## Aim of the task
Scan the records below for the word "text" and give only the number of lines that hold it.

[Figure dataset records]
——————————

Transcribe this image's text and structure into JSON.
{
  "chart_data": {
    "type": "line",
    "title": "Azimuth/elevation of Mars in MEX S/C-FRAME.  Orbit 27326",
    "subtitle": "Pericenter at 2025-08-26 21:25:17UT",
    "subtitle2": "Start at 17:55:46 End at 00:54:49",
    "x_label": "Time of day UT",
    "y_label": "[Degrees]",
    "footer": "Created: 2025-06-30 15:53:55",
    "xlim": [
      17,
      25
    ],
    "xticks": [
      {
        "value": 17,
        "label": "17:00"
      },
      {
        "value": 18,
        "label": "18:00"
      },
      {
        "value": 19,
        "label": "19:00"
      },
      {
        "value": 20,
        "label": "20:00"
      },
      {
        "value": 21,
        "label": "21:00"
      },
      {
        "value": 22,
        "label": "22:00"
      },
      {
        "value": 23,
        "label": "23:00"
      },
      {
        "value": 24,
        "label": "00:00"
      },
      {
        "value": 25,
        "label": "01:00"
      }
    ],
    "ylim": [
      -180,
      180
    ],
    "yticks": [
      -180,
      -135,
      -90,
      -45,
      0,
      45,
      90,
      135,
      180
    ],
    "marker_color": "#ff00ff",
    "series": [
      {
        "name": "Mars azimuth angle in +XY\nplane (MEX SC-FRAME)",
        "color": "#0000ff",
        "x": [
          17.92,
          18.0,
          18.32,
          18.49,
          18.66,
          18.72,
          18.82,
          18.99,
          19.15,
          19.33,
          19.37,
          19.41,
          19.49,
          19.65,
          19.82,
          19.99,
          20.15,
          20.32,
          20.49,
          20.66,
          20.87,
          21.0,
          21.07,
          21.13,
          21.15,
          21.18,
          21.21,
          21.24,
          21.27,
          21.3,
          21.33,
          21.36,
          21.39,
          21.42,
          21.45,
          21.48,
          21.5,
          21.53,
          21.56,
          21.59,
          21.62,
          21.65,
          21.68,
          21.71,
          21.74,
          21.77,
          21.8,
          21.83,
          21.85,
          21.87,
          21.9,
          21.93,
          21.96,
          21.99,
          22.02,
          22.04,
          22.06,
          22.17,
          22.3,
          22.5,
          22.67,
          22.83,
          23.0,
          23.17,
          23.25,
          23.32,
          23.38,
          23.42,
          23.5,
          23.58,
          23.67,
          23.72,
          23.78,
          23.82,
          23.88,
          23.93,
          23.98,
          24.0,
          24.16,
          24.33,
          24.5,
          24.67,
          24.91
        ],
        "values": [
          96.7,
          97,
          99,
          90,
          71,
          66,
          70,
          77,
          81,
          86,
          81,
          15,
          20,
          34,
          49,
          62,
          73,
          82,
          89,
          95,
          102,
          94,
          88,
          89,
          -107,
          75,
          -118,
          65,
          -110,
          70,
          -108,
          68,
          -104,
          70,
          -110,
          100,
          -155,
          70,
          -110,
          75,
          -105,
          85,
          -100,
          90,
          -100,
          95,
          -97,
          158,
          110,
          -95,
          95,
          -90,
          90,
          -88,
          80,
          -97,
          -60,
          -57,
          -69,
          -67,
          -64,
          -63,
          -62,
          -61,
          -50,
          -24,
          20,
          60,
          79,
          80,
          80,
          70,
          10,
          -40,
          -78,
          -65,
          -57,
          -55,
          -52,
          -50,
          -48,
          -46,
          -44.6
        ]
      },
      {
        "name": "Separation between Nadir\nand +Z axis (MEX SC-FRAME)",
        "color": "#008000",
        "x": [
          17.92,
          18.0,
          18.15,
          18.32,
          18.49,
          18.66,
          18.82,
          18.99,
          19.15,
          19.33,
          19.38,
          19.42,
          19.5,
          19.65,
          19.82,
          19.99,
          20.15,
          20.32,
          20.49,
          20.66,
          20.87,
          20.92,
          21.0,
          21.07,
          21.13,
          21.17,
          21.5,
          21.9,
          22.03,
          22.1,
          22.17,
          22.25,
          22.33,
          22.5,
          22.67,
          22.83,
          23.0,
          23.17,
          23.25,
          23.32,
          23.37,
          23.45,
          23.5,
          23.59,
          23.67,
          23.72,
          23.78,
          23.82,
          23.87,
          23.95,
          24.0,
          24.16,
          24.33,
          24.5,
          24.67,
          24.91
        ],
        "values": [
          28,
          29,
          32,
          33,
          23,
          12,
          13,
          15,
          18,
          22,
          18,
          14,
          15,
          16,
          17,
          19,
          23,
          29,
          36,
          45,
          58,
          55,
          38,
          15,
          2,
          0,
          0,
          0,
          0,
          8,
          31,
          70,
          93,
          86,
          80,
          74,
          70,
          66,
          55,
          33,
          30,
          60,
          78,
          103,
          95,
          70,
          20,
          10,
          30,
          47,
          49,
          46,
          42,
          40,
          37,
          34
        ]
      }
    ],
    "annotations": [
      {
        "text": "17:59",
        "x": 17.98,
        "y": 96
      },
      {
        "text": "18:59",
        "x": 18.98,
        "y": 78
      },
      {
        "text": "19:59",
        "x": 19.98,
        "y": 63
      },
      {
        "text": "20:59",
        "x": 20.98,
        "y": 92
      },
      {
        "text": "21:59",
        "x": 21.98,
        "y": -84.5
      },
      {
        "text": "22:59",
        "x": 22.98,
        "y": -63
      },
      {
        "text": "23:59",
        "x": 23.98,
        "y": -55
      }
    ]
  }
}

——————————

## Task result
8